Spatial layout entries

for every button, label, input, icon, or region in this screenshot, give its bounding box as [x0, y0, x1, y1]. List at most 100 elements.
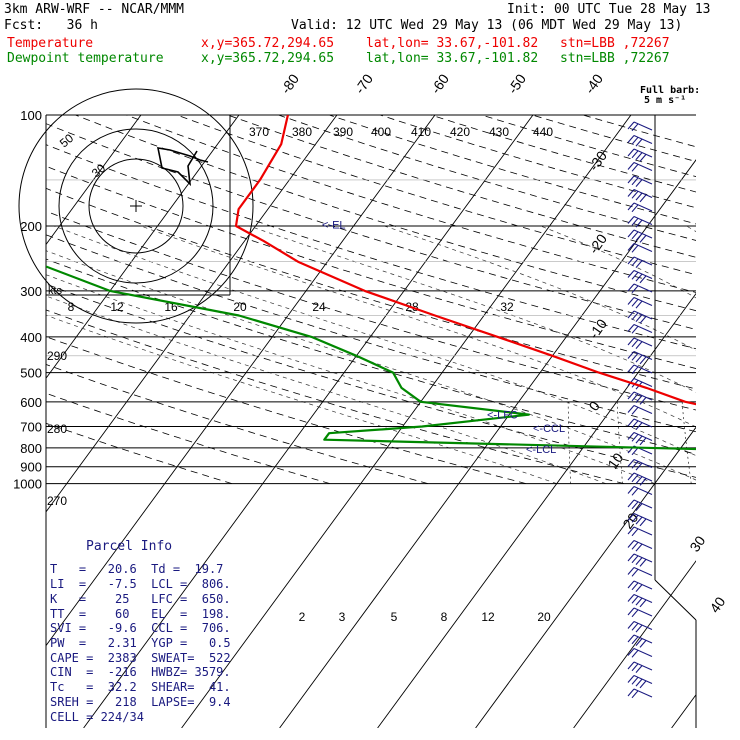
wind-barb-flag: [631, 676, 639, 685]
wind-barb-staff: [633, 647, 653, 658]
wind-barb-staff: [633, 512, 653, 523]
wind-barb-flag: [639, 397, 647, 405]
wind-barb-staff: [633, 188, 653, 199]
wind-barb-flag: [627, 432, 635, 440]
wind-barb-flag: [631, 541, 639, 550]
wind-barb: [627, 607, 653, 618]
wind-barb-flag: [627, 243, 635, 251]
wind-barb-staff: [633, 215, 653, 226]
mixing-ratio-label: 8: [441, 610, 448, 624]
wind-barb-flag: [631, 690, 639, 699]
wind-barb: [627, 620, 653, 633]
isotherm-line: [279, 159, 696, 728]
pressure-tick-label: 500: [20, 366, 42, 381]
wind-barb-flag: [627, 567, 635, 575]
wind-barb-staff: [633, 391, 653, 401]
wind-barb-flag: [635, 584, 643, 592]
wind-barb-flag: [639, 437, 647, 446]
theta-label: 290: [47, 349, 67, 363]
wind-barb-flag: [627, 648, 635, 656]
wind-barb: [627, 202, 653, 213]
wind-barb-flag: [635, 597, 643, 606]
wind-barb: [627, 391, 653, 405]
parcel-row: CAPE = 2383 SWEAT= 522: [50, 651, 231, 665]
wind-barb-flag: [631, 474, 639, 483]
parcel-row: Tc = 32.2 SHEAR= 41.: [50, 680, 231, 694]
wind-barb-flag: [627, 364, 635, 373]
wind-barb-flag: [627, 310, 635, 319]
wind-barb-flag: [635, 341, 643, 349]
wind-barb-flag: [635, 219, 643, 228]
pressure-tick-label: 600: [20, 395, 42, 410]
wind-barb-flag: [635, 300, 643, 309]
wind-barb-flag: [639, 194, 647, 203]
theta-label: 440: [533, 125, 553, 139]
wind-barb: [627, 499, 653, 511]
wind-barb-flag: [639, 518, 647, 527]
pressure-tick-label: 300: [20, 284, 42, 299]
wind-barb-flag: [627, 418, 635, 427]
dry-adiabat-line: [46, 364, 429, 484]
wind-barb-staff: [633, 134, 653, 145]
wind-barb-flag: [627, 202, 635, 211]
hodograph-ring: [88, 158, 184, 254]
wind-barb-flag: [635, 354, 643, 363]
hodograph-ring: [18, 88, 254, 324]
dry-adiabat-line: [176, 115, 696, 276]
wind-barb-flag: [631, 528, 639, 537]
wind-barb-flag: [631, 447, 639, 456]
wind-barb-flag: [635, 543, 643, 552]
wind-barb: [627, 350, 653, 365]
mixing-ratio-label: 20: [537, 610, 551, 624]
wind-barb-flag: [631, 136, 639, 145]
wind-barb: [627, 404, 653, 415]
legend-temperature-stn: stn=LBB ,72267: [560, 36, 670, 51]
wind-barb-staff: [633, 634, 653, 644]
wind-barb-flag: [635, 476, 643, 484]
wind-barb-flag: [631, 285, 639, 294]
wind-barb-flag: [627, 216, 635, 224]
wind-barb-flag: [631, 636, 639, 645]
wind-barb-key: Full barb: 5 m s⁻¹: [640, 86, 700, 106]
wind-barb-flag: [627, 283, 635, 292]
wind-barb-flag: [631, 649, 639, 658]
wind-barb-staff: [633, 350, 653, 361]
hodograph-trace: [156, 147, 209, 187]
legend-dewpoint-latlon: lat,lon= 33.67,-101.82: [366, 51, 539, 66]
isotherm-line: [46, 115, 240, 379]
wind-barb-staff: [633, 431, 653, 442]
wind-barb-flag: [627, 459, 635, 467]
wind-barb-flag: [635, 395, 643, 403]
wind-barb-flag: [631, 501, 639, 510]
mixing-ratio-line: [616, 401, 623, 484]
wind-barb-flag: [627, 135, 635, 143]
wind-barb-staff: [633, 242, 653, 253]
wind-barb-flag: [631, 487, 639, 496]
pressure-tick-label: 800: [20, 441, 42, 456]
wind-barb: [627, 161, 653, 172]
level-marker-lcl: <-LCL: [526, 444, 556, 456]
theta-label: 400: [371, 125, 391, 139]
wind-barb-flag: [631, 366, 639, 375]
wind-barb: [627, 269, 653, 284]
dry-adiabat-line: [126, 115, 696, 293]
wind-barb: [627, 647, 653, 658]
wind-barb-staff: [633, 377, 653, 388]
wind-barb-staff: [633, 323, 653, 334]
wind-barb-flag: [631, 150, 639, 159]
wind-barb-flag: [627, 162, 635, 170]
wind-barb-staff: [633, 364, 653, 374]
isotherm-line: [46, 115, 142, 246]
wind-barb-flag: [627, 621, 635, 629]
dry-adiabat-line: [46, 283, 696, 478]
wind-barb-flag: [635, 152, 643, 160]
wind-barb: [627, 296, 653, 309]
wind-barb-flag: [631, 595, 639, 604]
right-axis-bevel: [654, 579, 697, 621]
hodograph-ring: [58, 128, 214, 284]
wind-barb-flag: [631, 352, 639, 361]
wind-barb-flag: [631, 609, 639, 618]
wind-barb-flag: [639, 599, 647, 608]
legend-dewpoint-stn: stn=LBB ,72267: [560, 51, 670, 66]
==
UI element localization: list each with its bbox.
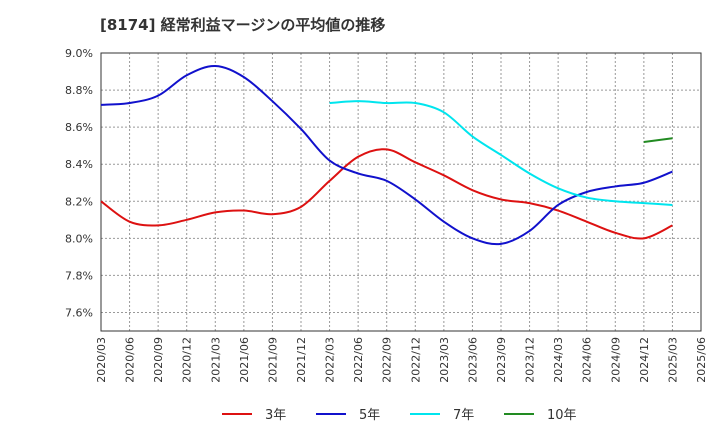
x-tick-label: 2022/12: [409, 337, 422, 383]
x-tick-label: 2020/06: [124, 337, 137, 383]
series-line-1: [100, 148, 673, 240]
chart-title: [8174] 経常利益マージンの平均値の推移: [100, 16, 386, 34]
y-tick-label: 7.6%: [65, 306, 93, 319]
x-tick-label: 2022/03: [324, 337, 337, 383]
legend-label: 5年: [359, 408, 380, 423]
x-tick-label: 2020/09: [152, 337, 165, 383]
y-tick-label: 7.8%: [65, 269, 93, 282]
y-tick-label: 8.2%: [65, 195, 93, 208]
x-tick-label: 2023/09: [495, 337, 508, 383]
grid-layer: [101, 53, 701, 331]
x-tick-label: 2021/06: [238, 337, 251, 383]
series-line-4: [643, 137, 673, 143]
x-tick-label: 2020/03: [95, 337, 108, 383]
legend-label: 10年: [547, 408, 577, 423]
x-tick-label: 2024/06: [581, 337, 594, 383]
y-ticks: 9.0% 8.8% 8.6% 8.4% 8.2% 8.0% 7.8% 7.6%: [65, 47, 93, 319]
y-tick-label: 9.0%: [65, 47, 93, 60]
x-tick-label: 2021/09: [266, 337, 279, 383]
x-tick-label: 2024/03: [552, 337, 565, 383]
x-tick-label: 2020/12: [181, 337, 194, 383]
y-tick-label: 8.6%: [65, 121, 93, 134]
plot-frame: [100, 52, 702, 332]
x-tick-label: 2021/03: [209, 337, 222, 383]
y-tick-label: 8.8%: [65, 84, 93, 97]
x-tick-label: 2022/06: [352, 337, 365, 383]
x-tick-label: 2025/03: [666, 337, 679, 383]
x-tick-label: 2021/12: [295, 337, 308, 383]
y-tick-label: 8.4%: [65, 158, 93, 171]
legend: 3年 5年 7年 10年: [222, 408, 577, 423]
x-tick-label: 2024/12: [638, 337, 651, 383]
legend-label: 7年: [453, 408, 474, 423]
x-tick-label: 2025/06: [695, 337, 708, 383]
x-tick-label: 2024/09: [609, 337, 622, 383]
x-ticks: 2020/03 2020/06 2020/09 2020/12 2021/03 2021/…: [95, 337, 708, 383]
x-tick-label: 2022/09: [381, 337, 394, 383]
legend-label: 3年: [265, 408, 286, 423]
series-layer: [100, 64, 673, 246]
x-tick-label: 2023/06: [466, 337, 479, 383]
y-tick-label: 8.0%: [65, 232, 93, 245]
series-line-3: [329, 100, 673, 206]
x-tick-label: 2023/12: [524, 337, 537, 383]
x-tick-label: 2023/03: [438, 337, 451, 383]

> **Task to carry out**
Rewrite the rows from the line with "x-tick-label: 2022/12: [409, 337, 422, 383]" up to and including the line with "x-tick-label: 2024/06: [581, 337, 594, 383]", putting "legend-text" in place of "legend-label" and leaving everything else unchanged.

> **Response below**
x-tick-label: 2022/12: [409, 337, 422, 383]
x-tick-label: 2020/06: [124, 337, 137, 383]
series-line-1: [100, 148, 673, 240]
chart-title: [8174] 経常利益マージンの平均値の推移: [100, 16, 386, 34]
y-tick-label: 7.6%: [65, 306, 93, 319]
x-tick-label: 2022/03: [324, 337, 337, 383]
legend-text: 5年: [359, 408, 380, 423]
x-tick-label: 2020/09: [152, 337, 165, 383]
y-tick-label: 7.8%: [65, 269, 93, 282]
y-tick-label: 8.2%: [65, 195, 93, 208]
x-tick-label: 2023/09: [495, 337, 508, 383]
grid-layer: [101, 53, 701, 331]
x-tick-label: 2021/06: [238, 337, 251, 383]
series-line-4: [643, 137, 673, 143]
x-tick-label: 2020/03: [95, 337, 108, 383]
legend-text: 10年: [547, 408, 577, 423]
x-tick-label: 2024/06: [581, 337, 594, 383]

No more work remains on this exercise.